To do. Every line that includes the word "axis" is to be listed.

Dataset rows.
###

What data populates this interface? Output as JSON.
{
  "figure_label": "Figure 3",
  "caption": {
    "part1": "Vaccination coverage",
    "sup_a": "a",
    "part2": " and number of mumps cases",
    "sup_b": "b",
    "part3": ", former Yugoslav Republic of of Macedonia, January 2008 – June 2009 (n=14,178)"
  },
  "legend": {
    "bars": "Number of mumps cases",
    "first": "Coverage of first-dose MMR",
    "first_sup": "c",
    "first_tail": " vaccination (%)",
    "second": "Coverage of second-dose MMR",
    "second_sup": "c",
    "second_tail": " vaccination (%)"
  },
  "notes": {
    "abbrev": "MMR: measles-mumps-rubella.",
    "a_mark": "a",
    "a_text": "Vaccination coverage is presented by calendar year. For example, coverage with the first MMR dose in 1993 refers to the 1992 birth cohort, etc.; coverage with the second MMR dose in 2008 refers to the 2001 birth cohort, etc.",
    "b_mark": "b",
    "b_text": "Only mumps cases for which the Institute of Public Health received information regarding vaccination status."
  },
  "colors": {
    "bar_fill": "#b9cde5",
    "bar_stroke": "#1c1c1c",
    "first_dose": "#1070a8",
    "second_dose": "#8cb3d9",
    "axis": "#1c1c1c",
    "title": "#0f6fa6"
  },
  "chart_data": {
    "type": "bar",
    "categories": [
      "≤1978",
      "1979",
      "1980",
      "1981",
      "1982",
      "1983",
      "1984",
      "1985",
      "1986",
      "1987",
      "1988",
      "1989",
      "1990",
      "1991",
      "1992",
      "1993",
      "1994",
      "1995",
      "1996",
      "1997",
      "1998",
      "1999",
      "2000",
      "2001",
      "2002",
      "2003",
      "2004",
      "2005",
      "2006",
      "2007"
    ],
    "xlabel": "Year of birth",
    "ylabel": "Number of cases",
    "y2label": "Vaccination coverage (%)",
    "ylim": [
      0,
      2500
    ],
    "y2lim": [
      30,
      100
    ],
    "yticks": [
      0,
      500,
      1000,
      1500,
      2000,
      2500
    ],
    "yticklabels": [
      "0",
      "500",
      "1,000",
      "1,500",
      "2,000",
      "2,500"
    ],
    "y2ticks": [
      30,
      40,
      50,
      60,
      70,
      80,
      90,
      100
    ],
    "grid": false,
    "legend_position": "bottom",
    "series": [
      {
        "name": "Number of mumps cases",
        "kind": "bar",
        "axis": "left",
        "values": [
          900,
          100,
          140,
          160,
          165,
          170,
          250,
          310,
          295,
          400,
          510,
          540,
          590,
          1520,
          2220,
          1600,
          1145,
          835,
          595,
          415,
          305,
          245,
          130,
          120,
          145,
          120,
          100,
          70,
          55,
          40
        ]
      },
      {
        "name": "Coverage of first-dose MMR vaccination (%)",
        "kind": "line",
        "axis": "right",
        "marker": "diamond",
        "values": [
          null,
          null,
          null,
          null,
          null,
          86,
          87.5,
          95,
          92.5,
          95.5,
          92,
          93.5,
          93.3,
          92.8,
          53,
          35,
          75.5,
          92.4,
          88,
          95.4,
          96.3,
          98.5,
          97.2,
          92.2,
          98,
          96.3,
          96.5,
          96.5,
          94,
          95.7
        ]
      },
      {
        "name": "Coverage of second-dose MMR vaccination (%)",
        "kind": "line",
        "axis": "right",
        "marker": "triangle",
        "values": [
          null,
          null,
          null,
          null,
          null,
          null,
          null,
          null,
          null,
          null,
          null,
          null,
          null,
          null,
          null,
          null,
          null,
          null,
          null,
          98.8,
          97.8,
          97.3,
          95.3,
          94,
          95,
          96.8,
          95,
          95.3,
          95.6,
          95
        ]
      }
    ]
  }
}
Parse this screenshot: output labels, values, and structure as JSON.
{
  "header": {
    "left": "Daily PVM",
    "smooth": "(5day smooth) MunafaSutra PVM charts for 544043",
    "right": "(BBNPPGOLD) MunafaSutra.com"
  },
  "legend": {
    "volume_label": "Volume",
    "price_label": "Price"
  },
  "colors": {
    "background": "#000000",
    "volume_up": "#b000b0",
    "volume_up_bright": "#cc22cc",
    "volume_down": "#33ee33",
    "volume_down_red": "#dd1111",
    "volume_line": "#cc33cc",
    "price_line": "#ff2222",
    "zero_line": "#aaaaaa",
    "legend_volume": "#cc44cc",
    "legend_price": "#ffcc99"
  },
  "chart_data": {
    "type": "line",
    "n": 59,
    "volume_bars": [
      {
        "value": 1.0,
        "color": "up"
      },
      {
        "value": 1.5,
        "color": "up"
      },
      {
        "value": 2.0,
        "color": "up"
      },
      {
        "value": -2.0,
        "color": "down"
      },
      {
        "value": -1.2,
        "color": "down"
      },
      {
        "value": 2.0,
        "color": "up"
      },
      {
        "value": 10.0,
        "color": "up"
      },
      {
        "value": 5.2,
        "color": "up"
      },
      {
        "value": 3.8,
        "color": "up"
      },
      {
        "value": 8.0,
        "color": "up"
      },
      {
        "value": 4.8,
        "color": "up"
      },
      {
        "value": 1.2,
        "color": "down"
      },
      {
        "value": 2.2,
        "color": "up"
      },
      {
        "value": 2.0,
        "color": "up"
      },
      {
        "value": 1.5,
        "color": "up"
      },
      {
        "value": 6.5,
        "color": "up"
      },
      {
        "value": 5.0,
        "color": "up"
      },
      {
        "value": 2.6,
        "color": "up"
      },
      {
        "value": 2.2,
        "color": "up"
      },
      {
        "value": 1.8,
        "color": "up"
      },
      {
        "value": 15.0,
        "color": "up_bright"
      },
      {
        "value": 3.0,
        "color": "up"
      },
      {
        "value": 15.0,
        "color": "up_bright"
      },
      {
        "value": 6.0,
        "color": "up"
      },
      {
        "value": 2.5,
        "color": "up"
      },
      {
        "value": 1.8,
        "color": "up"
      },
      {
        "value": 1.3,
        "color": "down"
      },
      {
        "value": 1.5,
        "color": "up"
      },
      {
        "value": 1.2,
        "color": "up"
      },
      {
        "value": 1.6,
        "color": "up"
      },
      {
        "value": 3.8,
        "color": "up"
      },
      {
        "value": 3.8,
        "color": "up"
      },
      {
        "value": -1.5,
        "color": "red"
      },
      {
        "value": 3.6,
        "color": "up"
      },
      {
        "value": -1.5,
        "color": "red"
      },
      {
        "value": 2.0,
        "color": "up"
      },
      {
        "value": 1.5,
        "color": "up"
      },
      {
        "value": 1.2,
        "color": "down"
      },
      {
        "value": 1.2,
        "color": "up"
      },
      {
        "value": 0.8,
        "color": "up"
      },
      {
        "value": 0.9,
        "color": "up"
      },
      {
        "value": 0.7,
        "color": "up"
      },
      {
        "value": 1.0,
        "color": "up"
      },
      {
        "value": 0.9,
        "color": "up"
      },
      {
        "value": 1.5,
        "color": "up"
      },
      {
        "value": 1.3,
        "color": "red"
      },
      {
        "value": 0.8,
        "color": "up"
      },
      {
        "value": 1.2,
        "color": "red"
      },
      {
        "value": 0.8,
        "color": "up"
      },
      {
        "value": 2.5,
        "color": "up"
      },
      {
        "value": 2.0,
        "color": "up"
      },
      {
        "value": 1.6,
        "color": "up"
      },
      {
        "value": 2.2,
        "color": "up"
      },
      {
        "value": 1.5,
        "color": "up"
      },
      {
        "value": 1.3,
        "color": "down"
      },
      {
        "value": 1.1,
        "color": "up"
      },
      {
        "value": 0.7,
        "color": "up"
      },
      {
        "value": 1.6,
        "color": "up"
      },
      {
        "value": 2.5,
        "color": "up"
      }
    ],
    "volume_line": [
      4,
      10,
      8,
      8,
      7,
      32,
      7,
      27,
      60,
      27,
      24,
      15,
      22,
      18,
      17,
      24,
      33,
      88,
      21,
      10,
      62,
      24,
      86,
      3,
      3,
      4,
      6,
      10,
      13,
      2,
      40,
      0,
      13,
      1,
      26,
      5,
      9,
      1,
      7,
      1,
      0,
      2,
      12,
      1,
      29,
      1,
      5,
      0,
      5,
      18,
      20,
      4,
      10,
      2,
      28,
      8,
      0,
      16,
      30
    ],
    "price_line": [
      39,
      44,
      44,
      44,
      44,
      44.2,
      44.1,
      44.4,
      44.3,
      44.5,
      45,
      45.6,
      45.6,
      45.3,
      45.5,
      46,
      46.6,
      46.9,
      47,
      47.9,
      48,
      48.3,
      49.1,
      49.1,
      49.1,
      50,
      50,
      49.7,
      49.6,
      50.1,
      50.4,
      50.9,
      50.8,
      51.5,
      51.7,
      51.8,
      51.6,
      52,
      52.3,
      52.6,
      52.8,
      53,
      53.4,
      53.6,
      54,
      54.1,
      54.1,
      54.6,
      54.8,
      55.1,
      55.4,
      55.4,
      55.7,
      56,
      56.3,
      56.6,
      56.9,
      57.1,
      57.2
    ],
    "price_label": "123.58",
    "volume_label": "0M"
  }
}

###

The reply.
    "axis": "#1c1c1c",
        "axis": "left",
        "axis": "right",
        "axis": "right",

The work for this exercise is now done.